● **EXTRACTED MATERIAL**
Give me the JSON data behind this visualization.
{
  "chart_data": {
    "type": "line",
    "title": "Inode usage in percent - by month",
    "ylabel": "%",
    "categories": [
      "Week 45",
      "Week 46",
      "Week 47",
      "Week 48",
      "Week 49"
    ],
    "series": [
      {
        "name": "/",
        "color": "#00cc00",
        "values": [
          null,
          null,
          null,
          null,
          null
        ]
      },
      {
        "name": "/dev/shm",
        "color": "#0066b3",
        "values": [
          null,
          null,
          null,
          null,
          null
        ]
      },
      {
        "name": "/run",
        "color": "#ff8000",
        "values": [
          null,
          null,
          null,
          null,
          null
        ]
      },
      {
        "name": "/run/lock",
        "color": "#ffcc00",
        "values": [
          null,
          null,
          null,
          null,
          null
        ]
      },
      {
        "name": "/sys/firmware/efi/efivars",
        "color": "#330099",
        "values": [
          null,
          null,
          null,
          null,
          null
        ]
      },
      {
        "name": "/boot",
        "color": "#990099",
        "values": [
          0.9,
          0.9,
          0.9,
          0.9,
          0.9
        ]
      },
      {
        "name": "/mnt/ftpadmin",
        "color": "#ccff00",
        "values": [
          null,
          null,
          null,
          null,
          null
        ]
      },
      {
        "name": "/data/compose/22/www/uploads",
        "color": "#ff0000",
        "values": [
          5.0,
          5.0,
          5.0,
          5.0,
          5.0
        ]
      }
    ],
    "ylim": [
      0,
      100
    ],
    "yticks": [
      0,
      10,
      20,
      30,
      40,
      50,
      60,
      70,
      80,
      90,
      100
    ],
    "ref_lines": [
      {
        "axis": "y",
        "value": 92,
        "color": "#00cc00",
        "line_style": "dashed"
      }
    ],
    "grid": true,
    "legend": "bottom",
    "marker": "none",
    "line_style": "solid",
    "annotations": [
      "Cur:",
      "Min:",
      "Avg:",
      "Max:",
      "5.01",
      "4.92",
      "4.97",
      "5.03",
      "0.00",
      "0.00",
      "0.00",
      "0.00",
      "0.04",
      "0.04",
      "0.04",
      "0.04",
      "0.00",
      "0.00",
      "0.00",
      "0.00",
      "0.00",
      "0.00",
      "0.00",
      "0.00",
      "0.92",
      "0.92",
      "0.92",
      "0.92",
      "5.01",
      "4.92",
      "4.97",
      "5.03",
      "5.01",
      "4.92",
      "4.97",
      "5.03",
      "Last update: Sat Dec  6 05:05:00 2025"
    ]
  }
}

● **WHAT IS NEEDED**
Print every record exactly as it was given.

● **COMPLETED TASK**
Give me the JSON data behind this visualization.
{
  "chart_data": {
    "type": "line",
    "title": "Inode usage in percent - by month",
    "ylabel": "%",
    "categories": [
      "Week 45",
      "Week 46",
      "Week 47",
      "Week 48",
      "Week 49"
    ],
    "series": [
      {
        "name": "/",
        "color": "#00cc00",
        "values": [
          null,
          null,
          null,
          null,
          null
        ]
      },
      {
        "name": "/dev/shm",
        "color": "#0066b3",
        "values": [
          null,
          null,
          null,
          null,
          null
        ]
      },
      {
        "name": "/run",
        "color": "#ff8000",
        "values": [
          null,
          null,
          null,
          null,
          null
        ]
      },
      {
        "name": "/run/lock",
        "color": "#ffcc00",
        "values": [
          null,
          null,
          null,
          null,
          null
        ]
      },
      {
        "name": "/sys/firmware/efi/efivars",
        "color": "#330099",
        "values": [
          null,
          null,
          null,
          null,
          null
        ]
      },
      {
        "name": "/boot",
        "color": "#990099",
        "values": [
          0.9,
          0.9,
          0.9,
          0.9,
          0.9
        ]
      },
      {
        "name": "/mnt/ftpadmin",
        "color": "#ccff00",
        "values": [
          null,
          null,
          null,
          null,
          null
        ]
      },
      {
        "name": "/data/compose/22/www/uploads",
        "color": "#ff0000",
        "values": [
          5.0,
          5.0,
          5.0,
          5.0,
          5.0
        ]
      }
    ],
    "ylim": [
      0,
      100
    ],
    "yticks": [
      0,
      10,
      20,
      30,
      40,
      50,
      60,
      70,
      80,
      90,
      100
    ],
    "ref_lines": [
      {
        "axis": "y",
        "value": 92,
        "color": "#00cc00",
        "line_style": "dashed"
      }
    ],
    "grid": true,
    "legend": "bottom",
    "marker": "none",
    "line_style": "solid",
    "annotations": [
      "Cur:",
      "Min:",
      "Avg:",
      "Max:",
      "5.01",
      "4.92",
      "4.97",
      "5.03",
      "0.00",
      "0.00",
      "0.00",
      "0.00",
      "0.04",
      "0.04",
      "0.04",
      "0.04",
      "0.00",
      "0.00",
      "0.00",
      "0.00",
      "0.00",
      "0.00",
      "0.00",
      "0.00",
      "0.92",
      "0.92",
      "0.92",
      "0.92",
      "5.01",
      "4.92",
      "4.97",
      "5.03",
      "5.01",
      "4.92",
      "4.97",
      "5.03",
      "Last update: Sat Dec  6 05:05:00 2025"
    ]
  }
}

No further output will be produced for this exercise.